** BEGIN **

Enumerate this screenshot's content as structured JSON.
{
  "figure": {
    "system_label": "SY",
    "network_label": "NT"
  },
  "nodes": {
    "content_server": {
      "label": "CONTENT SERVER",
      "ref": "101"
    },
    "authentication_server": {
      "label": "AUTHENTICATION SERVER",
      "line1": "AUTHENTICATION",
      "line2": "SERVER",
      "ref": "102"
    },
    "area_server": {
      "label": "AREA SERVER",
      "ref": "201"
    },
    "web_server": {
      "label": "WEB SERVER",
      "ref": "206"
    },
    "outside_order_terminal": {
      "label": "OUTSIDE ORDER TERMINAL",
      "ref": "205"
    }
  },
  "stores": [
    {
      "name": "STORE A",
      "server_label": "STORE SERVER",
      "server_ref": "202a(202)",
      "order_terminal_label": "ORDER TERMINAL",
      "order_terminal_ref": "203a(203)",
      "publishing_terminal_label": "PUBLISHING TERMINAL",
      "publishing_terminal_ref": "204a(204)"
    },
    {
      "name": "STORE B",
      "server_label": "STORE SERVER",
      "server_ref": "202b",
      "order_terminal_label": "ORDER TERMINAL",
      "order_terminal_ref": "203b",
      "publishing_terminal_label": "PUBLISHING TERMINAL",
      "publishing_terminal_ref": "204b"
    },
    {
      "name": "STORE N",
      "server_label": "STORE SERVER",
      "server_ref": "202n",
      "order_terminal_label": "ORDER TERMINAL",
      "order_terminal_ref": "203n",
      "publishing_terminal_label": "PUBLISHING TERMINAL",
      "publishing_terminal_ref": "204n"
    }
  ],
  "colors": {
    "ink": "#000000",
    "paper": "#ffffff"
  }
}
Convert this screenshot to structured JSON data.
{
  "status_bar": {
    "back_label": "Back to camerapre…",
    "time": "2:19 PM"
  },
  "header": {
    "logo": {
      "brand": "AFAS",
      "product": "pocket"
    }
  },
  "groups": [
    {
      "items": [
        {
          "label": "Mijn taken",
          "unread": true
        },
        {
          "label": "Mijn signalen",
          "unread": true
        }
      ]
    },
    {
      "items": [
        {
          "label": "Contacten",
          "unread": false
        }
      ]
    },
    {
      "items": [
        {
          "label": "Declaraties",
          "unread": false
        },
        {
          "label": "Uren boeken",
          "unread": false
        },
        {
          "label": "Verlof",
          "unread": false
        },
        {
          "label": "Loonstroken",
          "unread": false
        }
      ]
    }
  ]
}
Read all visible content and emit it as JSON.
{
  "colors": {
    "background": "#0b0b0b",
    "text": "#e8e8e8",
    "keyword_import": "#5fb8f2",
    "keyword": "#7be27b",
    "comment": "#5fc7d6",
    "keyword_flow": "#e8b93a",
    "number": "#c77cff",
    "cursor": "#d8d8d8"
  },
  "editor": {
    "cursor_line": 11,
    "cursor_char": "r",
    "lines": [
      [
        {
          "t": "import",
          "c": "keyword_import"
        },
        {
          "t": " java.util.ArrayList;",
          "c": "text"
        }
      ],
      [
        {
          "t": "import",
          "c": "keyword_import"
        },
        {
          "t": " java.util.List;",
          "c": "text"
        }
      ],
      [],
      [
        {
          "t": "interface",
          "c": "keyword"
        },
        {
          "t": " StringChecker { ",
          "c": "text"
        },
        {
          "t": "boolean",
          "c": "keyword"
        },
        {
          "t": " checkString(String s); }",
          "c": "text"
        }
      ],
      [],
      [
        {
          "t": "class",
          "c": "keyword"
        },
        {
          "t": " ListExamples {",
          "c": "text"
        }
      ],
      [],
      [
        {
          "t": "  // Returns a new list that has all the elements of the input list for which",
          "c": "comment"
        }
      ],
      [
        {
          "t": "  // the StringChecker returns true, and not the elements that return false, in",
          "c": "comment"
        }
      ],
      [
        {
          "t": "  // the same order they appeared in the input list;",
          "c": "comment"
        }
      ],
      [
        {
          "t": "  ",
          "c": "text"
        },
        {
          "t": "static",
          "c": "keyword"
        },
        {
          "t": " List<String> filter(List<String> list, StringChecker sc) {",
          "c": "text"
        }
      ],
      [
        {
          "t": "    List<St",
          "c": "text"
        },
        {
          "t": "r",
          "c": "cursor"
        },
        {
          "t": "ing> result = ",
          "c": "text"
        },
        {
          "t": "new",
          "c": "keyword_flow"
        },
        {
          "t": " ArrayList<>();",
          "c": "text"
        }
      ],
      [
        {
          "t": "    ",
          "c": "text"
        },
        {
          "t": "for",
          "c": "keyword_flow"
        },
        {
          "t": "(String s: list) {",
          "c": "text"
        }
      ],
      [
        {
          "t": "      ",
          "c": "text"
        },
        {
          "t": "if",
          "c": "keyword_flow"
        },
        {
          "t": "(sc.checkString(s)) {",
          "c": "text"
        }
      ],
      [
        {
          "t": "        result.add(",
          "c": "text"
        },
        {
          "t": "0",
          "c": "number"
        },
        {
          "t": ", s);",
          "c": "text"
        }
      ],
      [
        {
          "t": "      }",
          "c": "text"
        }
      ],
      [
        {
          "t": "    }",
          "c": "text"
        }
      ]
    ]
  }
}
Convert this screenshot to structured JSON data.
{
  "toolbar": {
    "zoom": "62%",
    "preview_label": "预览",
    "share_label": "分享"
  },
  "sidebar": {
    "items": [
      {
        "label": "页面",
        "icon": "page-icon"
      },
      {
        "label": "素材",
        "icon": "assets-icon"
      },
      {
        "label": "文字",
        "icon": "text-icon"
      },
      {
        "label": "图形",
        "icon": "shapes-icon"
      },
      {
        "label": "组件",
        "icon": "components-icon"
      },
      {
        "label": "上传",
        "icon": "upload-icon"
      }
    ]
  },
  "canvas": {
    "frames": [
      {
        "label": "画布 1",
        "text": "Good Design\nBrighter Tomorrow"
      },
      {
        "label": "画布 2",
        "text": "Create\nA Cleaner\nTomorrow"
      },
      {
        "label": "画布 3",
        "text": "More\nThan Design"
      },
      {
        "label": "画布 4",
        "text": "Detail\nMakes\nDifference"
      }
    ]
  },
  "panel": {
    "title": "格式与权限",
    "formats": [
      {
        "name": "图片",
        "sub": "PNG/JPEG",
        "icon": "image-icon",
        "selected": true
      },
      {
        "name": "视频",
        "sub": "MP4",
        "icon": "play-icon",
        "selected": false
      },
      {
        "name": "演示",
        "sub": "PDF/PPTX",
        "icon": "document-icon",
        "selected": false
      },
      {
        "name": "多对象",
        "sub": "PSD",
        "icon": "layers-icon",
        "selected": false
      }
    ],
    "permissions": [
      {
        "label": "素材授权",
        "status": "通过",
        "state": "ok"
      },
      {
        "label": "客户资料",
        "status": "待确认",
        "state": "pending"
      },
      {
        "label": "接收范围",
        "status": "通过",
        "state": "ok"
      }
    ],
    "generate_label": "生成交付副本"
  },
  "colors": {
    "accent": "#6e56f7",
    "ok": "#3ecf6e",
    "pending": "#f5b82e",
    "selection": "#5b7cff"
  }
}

** END **

■ **Short problem**:
Copy out the material word for word and line for line.

■ **Response**:
Enumerate this screenshot's content as structured JSON.
{
  "figure": {
    "system_label": "SY",
    "network_label": "NT"
  },
  "nodes": {
    "content_server": {
      "label": "CONTENT SERVER",
      "ref": "101"
    },
    "authentication_server": {
      "label": "AUTHENTICATION SERVER",
      "line1": "AUTHENTICATION",
      "line2": "SERVER",
      "ref": "102"
    },
    "area_server": {
      "label": "AREA SERVER",
      "ref": "201"
    },
    "web_server": {
      "label": "WEB SERVER",
      "ref": "206"
    },
    "outside_order_terminal": {
      "label": "OUTSIDE ORDER TERMINAL",
      "ref": "205"
    }
  },
  "stores": [
    {
      "name": "STORE A",
      "server_label": "STORE SERVER",
      "server_ref": "202a(202)",
      "order_terminal_label": "ORDER TERMINAL",
      "order_terminal_ref": "203a(203)",
      "publishing_terminal_label": "PUBLISHING TERMINAL",
      "publishing_terminal_ref": "204a(204)"
    },
    {
      "name": "STORE B",
      "server_label": "STORE SERVER",
      "server_ref": "202b",
      "order_terminal_label": "ORDER TERMINAL",
      "order_terminal_ref": "203b",
      "publishing_terminal_label": "PUBLISHING TERMINAL",
      "publishing_terminal_ref": "204b"
    },
    {
      "name": "STORE N",
      "server_label": "STORE SERVER",
      "server_ref": "202n",
      "order_terminal_label": "ORDER TERMINAL",
      "order_terminal_ref": "203n",
      "publishing_terminal_label": "PUBLISHING TERMINAL",
      "publishing_terminal_ref": "204n"
    }
  ],
  "colors": {
    "ink": "#000000",
    "paper": "#ffffff"
  }
}
Convert this screenshot to structured JSON data.
{
  "status_bar": {
    "back_label": "Back to camerapre…",
    "time": "2:19 PM"
  },
  "header": {
    "logo": {
      "brand": "AFAS",
      "product": "pocket"
    }
  },
  "groups": [
    {
      "items": [
        {
          "label": "Mijn taken",
          "unread": true
        },
        {
          "label": "Mijn signalen",
          "unread": true
        }
      ]
    },
    {
      "items": [
        {
          "label": "Contacten",
          "unread": false
        }
      ]
    },
    {
      "items": [
        {
          "label": "Declaraties",
          "unread": false
        },
        {
          "label": "Uren boeken",
          "unread": false
        },
        {
          "label": "Verlof",
          "unread": false
        },
        {
          "label": "Loonstroken",
          "unread": false
        }
      ]
    }
  ]
}
Read all visible content and emit it as JSON.
{
  "colors": {
    "background": "#0b0b0b",
    "text": "#e8e8e8",
    "keyword_import": "#5fb8f2",
    "keyword": "#7be27b",
    "comment": "#5fc7d6",
    "keyword_flow": "#e8b93a",
    "number": "#c77cff",
    "cursor": "#d8d8d8"
  },
  "editor": {
    "cursor_line": 11,
    "cursor_char": "r",
    "lines": [
      [
        {
          "t": "import",
          "c": "keyword_import"
        },
        {
          "t": " java.util.ArrayList;",
          "c": "text"
        }
      ],
      [
        {
          "t": "import",
          "c": "keyword_import"
        },
        {
          "t": " java.util.List;",
          "c": "text"
        }
      ],
      [],
      [
        {
          "t": "interface",
          "c": "keyword"
        },
        {
          "t": " StringChecker { ",
          "c": "text"
        },
        {
          "t": "boolean",
          "c": "keyword"
        },
        {
          "t": " checkString(String s); }",
          "c": "text"
        }
      ],
      [],
      [
        {
          "t": "class",
          "c": "keyword"
        },
        {
          "t": " ListExamples {",
          "c": "text"
        }
      ],
      [],
      [
        {
          "t": "  // Returns a new list that has all the elements of the input list for which",
          "c": "comment"
        }
      ],
      [
        {
          "t": "  // the StringChecker returns true, and not the elements that return false, in",
          "c": "comment"
        }
      ],
      [
        {
          "t": "  // the same order they appeared in the input list;",
          "c": "comment"
        }
      ],
      [
        {
          "t": "  ",
          "c": "text"
        },
        {
          "t": "static",
          "c": "keyword"
        },
        {
          "t": " List<String> filter(List<String> list, StringChecker sc) {",
          "c": "text"
        }
      ],
      [
        {
          "t": "    List<St",
          "c": "text"
        },
        {
          "t": "r",
          "c": "cursor"
        },
        {
          "t": "ing> result = ",
          "c": "text"
        },
        {
          "t": "new",
          "c": "keyword_flow"
        },
        {
          "t": " ArrayList<>();",
          "c": "text"
        }
      ],
      [
        {
          "t": "    ",
          "c": "text"
        },
        {
          "t": "for",
          "c": "keyword_flow"
        },
        {
          "t": "(String s: list) {",
          "c": "text"
        }
      ],
      [
        {
          "t": "      ",
          "c": "text"
        },
        {
          "t": "if",
          "c": "keyword_flow"
        },
        {
          "t": "(sc.checkString(s)) {",
          "c": "text"
        }
      ],
      [
        {
          "t": "        result.add(",
          "c": "text"
        },
        {
          "t": "0",
          "c": "number"
        },
        {
          "t": ", s);",
          "c": "text"
        }
      ],
      [
        {
          "t": "      }",
          "c": "text"
        }
      ],
      [
        {
          "t": "    }",
          "c": "text"
        }
      ]
    ]
  }
}
Convert this screenshot to structured JSON data.
{
  "toolbar": {
    "zoom": "62%",
    "preview_label": "预览",
    "share_label": "分享"
  },
  "sidebar": {
    "items": [
      {
        "label": "页面",
        "icon": "page-icon"
      },
      {
        "label": "素材",
        "icon": "assets-icon"
      },
      {
        "label": "文字",
        "icon": "text-icon"
      },
      {
        "label": "图形",
        "icon": "shapes-icon"
      },
      {
        "label": "组件",
        "icon": "components-icon"
      },
      {
        "label": "上传",
        "icon": "upload-icon"
      }
    ]
  },
  "canvas": {
    "frames": [
      {
        "label": "画布 1",
        "text": "Good Design\nBrighter Tomorrow"
      },
      {
        "label": "画布 2",
        "text": "Create\nA Cleaner\nTomorrow"
      },
      {
        "label": "画布 3",
        "text": "More\nThan Design"
      },
      {
        "label": "画布 4",
        "text": "Detail\nMakes\nDifference"
      }
    ]
  },
  "panel": {
    "title": "格式与权限",
    "formats": [
      {
        "name": "图片",
        "sub": "PNG/JPEG",
        "icon": "image-icon",
        "selected": true
      },
      {
        "name": "视频",
        "sub": "MP4",
        "icon": "play-icon",
        "selected": false
      },
      {
        "name": "演示",
        "sub": "PDF/PPTX",
        "icon": "document-icon",
        "selected": false
      },
      {
        "name": "多对象",
        "sub": "PSD",
        "icon": "layers-icon",
        "selected": false
      }
    ],
    "permissions": [
      {
        "label": "素材授权",
        "status": "通过",
        "state": "ok"
      },
      {
        "label": "客户资料",
        "status": "待确认",
        "state": "pending"
      },
      {
        "label": "接收范围",
        "status": "通过",
        "state": "ok"
      }
    ],
    "generate_label": "生成交付副本"
  },
  "colors": {
    "accent": "#6e56f7",
    "ok": "#3ecf6e",
    "pending": "#f5b82e",
    "selection": "#5b7cff"
  }
}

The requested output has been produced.